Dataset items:

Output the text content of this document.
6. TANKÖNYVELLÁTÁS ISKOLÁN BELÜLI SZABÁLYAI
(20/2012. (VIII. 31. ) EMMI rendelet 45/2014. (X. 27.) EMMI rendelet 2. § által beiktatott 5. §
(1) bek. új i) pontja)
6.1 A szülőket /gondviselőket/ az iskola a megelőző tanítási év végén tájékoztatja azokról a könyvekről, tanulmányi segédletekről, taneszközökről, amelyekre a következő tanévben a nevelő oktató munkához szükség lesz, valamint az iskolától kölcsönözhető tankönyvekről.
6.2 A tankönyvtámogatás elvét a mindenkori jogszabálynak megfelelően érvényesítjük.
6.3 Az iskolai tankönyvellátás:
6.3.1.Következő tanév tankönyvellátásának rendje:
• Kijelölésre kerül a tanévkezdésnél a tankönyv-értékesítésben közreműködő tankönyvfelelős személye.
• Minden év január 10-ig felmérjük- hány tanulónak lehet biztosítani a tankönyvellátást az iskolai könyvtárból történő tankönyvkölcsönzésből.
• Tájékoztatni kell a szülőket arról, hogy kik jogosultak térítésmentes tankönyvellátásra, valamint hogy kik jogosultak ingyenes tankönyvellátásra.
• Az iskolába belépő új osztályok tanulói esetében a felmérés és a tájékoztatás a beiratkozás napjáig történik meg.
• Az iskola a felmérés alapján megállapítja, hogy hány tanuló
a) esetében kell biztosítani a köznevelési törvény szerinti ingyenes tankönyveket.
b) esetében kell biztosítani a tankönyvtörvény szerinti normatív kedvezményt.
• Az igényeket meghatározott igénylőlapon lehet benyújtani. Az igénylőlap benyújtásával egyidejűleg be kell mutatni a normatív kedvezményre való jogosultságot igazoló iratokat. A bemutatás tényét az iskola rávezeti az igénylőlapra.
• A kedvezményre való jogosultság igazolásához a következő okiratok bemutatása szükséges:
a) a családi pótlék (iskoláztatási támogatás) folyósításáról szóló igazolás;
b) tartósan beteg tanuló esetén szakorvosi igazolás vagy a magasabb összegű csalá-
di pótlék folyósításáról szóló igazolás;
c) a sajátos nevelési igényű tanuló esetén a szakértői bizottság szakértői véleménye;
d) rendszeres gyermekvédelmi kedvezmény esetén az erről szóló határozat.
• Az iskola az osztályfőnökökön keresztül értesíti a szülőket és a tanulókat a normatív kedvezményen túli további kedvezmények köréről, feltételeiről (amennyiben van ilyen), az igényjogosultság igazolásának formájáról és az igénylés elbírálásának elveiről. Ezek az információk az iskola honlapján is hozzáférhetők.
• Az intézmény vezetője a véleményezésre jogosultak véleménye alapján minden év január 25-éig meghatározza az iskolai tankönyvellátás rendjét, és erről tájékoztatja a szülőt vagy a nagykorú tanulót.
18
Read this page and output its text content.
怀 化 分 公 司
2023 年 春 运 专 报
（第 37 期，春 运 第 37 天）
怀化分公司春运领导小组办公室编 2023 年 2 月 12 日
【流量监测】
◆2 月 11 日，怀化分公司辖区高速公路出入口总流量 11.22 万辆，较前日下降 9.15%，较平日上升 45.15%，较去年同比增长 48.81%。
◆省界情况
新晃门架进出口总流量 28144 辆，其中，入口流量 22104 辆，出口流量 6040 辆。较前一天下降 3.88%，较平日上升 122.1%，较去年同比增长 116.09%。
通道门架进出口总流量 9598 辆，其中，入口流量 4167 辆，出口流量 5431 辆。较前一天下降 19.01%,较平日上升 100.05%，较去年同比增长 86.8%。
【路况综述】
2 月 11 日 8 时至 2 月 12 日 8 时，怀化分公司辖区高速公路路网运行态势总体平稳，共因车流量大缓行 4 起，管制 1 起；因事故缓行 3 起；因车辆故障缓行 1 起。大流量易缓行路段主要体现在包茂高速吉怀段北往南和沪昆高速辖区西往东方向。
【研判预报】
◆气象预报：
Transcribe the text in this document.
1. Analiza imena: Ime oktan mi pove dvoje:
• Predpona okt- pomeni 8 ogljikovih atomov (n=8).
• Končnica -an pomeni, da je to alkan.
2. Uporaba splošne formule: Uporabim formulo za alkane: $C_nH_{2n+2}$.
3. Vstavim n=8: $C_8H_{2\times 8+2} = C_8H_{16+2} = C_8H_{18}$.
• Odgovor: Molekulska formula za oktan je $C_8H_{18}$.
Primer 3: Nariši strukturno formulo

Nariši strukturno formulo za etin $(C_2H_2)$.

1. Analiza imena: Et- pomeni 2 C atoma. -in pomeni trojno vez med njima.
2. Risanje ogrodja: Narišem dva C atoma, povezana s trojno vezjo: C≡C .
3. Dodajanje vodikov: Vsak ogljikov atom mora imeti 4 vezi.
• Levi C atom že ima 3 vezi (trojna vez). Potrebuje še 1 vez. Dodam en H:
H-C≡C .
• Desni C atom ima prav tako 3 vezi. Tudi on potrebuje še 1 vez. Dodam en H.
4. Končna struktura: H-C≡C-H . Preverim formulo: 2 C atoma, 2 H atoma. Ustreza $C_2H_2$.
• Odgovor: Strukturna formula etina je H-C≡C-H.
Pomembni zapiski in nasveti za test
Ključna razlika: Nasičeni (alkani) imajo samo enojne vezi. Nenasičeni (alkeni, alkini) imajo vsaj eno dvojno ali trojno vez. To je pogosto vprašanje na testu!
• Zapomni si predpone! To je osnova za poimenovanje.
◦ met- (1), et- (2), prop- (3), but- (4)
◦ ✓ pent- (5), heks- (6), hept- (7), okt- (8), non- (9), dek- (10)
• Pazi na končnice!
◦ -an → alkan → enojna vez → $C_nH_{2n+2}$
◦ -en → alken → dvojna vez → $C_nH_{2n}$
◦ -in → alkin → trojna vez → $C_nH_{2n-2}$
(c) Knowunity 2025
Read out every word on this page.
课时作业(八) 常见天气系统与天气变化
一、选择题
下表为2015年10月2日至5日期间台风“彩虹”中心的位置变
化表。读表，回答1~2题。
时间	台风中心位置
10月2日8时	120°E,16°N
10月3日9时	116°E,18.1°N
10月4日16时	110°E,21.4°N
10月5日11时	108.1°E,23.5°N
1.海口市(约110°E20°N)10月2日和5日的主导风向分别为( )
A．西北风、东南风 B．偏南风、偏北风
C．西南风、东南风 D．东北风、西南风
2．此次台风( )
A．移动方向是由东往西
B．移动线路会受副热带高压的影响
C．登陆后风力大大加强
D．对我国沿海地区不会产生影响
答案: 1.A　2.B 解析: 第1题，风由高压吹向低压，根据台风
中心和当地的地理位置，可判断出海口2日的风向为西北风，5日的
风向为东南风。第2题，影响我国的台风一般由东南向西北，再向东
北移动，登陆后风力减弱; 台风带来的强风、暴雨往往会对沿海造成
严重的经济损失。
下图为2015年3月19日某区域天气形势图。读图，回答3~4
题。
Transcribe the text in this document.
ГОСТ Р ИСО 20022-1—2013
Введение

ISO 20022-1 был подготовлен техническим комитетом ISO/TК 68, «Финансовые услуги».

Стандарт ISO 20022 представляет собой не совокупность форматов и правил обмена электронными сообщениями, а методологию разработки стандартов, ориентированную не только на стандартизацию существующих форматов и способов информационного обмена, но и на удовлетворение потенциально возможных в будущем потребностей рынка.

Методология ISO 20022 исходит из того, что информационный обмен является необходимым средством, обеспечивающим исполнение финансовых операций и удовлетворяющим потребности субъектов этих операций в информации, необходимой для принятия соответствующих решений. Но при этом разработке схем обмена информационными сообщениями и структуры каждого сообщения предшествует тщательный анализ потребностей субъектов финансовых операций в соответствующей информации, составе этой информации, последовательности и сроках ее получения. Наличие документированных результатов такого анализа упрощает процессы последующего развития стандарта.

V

● Set exercise
All of the entries above should be written out again exactly.

● Correct output
Output the text content of this document.
6. TANKÖNYVELLÁTÁS ISKOLÁN BELÜLI SZABÁLYAI
(20/2012. (VIII. 31. ) EMMI rendelet 45/2014. (X. 27.) EMMI rendelet 2. § által beiktatott 5. §
(1) bek. új i) pontja)
6.1 A szülőket /gondviselőket/ az iskola a megelőző tanítási év végén tájékoztatja azokról a könyvekről, tanulmányi segédletekről, taneszközökről, amelyekre a következő tanévben a nevelő oktató munkához szükség lesz, valamint az iskolától kölcsönözhető tankönyvekről.
6.2 A tankönyvtámogatás elvét a mindenkori jogszabálynak megfelelően érvényesítjük.
6.3 Az iskolai tankönyvellátás:
6.3.1.Következő tanév tankönyvellátásának rendje:
• Kijelölésre kerül a tanévkezdésnél a tankönyv-értékesítésben közreműködő tankönyvfelelős személye.
• Minden év január 10-ig felmérjük- hány tanulónak lehet biztosítani a tankönyvellátást az iskolai könyvtárból történő tankönyvkölcsönzésből.
• Tájékoztatni kell a szülőket arról, hogy kik jogosultak térítésmentes tankönyvellátásra, valamint hogy kik jogosultak ingyenes tankönyvellátásra.
• Az iskolába belépő új osztályok tanulói esetében a felmérés és a tájékoztatás a beiratkozás napjáig történik meg.
• Az iskola a felmérés alapján megállapítja, hogy hány tanuló
a) esetében kell biztosítani a köznevelési törvény szerinti ingyenes tankönyveket.
b) esetében kell biztosítani a tankönyvtörvény szerinti normatív kedvezményt.
• Az igényeket meghatározott igénylőlapon lehet benyújtani. Az igénylőlap benyújtásával egyidejűleg be kell mutatni a normatív kedvezményre való jogosultságot igazoló iratokat. A bemutatás tényét az iskola rávezeti az igénylőlapra.
• A kedvezményre való jogosultság igazolásához a következő okiratok bemutatása szükséges:
a) a családi pótlék (iskoláztatási támogatás) folyósításáról szóló igazolás;
b) tartósan beteg tanuló esetén szakorvosi igazolás vagy a magasabb összegű csalá-
di pótlék folyósításáról szóló igazolás;
c) a sajátos nevelési igényű tanuló esetén a szakértői bizottság szakértői véleménye;
d) rendszeres gyermekvédelmi kedvezmény esetén az erről szóló határozat.
• Az iskola az osztályfőnökökön keresztül értesíti a szülőket és a tanulókat a normatív kedvezményen túli további kedvezmények köréről, feltételeiről (amennyiben van ilyen), az igényjogosultság igazolásának formájáról és az igénylés elbírálásának elveiről. Ezek az információk az iskola honlapján is hozzáférhetők.
• Az intézmény vezetője a véleményezésre jogosultak véleménye alapján minden év január 25-éig meghatározza az iskolai tankönyvellátás rendjét, és erről tájékoztatja a szülőt vagy a nagykorú tanulót.
18
Read this page and output its text content.
怀 化 分 公 司
2023 年 春 运 专 报
（第 37 期，春 运 第 37 天）
怀化分公司春运领导小组办公室编 2023 年 2 月 12 日
【流量监测】
◆2 月 11 日，怀化分公司辖区高速公路出入口总流量 11.22 万辆，较前日下降 9.15%，较平日上升 45.15%，较去年同比增长 48.81%。
◆省界情况
新晃门架进出口总流量 28144 辆，其中，入口流量 22104 辆，出口流量 6040 辆。较前一天下降 3.88%，较平日上升 122.1%，较去年同比增长 116.09%。
通道门架进出口总流量 9598 辆，其中，入口流量 4167 辆，出口流量 5431 辆。较前一天下降 19.01%,较平日上升 100.05%，较去年同比增长 86.8%。
【路况综述】
2 月 11 日 8 时至 2 月 12 日 8 时，怀化分公司辖区高速公路路网运行态势总体平稳，共因车流量大缓行 4 起，管制 1 起；因事故缓行 3 起；因车辆故障缓行 1 起。大流量易缓行路段主要体现在包茂高速吉怀段北往南和沪昆高速辖区西往东方向。
【研判预报】
◆气象预报：
Transcribe the text in this document.
1. Analiza imena: Ime oktan mi pove dvoje:
• Predpona okt- pomeni 8 ogljikovih atomov (n=8).
• Končnica -an pomeni, da je to alkan.
2. Uporaba splošne formule: Uporabim formulo za alkane: $C_nH_{2n+2}$.
3. Vstavim n=8: $C_8H_{2\times 8+2} = C_8H_{16+2} = C_8H_{18}$.
• Odgovor: Molekulska formula za oktan je $C_8H_{18}$.
Primer 3: Nariši strukturno formulo

Nariši strukturno formulo za etin $(C_2H_2)$.

1. Analiza imena: Et- pomeni 2 C atoma. -in pomeni trojno vez med njima.
2. Risanje ogrodja: Narišem dva C atoma, povezana s trojno vezjo: C≡C .
3. Dodajanje vodikov: Vsak ogljikov atom mora imeti 4 vezi.
• Levi C atom že ima 3 vezi (trojna vez). Potrebuje še 1 vez. Dodam en H:
H-C≡C .
• Desni C atom ima prav tako 3 vezi. Tudi on potrebuje še 1 vez. Dodam en H.
4. Končna struktura: H-C≡C-H . Preverim formulo: 2 C atoma, 2 H atoma. Ustreza $C_2H_2$.
• Odgovor: Strukturna formula etina je H-C≡C-H.
Pomembni zapiski in nasveti za test
Ključna razlika: Nasičeni (alkani) imajo samo enojne vezi. Nenasičeni (alkeni, alkini) imajo vsaj eno dvojno ali trojno vez. To je pogosto vprašanje na testu!
• Zapomni si predpone! To je osnova za poimenovanje.
◦ met- (1), et- (2), prop- (3), but- (4)
◦ ✓ pent- (5), heks- (6), hept- (7), okt- (8), non- (9), dek- (10)
• Pazi na končnice!
◦ -an → alkan → enojna vez → $C_nH_{2n+2}$
◦ -en → alken → dvojna vez → $C_nH_{2n}$
◦ -in → alkin → trojna vez → $C_nH_{2n-2}$
(c) Knowunity 2025
Read out every word on this page.
课时作业(八) 常见天气系统与天气变化
一、选择题
下表为2015年10月2日至5日期间台风“彩虹”中心的位置变
化表。读表，回答1~2题。
时间	台风中心位置
10月2日8时	120°E,16°N
10月3日9时	116°E,18.1°N
10月4日16时	110°E,21.4°N
10月5日11时	108.1°E,23.5°N
1.海口市(约110°E20°N)10月2日和5日的主导风向分别为( )
A．西北风、东南风 B．偏南风、偏北风
C．西南风、东南风 D．东北风、西南风
2．此次台风( )
A．移动方向是由东往西
B．移动线路会受副热带高压的影响
C．登陆后风力大大加强
D．对我国沿海地区不会产生影响
答案: 1.A　2.B 解析: 第1题，风由高压吹向低压，根据台风
中心和当地的地理位置，可判断出海口2日的风向为西北风，5日的
风向为东南风。第2题，影响我国的台风一般由东南向西北，再向东
北移动，登陆后风力减弱; 台风带来的强风、暴雨往往会对沿海造成
严重的经济损失。
下图为2015年3月19日某区域天气形势图。读图，回答3~4
题。
Transcribe the text in this document.
ГОСТ Р ИСО 20022-1—2013
Введение

ISO 20022-1 был подготовлен техническим комитетом ISO/TК 68, «Финансовые услуги».

Стандарт ISO 20022 представляет собой не совокупность форматов и правил обмена электронными сообщениями, а методологию разработки стандартов, ориентированную не только на стандартизацию существующих форматов и способов информационного обмена, но и на удовлетворение потенциально возможных в будущем потребностей рынка.

Методология ISO 20022 исходит из того, что информационный обмен является необходимым средством, обеспечивающим исполнение финансовых операций и удовлетворяющим потребности субъектов этих операций в информации, необходимой для принятия соответствующих решений. Но при этом разработке схем обмена информационными сообщениями и структуры каждого сообщения предшествует тщательный анализ потребностей субъектов финансовых операций в соответствующей информации, составе этой информации, последовательности и сроках ее получения. Наличие документированных результатов такого анализа упрощает процессы последующего развития стандарта.

V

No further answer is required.